• GIVEN PROBLEM
Set down the full listing exactly, character for character.

• DATASET EXTRACT

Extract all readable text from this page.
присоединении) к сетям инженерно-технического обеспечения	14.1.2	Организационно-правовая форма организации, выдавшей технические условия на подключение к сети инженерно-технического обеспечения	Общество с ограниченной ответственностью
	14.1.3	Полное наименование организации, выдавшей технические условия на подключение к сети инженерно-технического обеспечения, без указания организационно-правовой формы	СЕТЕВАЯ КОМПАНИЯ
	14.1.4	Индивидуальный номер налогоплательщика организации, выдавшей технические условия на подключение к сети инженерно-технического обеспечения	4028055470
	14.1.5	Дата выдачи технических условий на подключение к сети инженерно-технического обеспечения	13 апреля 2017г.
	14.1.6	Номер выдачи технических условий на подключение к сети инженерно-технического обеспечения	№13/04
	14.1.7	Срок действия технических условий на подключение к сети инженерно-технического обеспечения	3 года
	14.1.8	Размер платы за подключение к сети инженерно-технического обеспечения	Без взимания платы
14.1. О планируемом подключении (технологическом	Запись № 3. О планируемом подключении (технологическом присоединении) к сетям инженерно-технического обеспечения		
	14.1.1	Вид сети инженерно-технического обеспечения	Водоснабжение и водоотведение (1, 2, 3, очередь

• OUTPUT OF THE EXERCISE
Extract all readable text from this page.
присоединении) к сетям инженерно-технического обеспечения	14.1.2	Организационно-правовая форма организации, выдавшей технические условия на подключение к сети инженерно-технического обеспечения	Общество с ограниченной ответственностью
	14.1.3	Полное наименование организации, выдавшей технические условия на подключение к сети инженерно-технического обеспечения, без указания организационно-правовой формы	СЕТЕВАЯ КОМПАНИЯ
	14.1.4	Индивидуальный номер налогоплательщика организации, выдавшей технические условия на подключение к сети инженерно-технического обеспечения	4028055470
	14.1.5	Дата выдачи технических условий на подключение к сети инженерно-технического обеспечения	13 апреля 2017г.
	14.1.6	Номер выдачи технических условий на подключение к сети инженерно-технического обеспечения	№13/04
	14.1.7	Срок действия технических условий на подключение к сети инженерно-технического обеспечения	3 года
	14.1.8	Размер платы за подключение к сети инженерно-технического обеспечения	Без взимания платы
14.1. О планируемом подключении (технологическом	Запись № 3. О планируемом подключении (технологическом присоединении) к сетям инженерно-технического обеспечения		
	14.1.1	Вид сети инженерно-технического обеспечения	Водоснабжение и водоотведение (1, 2, 3, очередь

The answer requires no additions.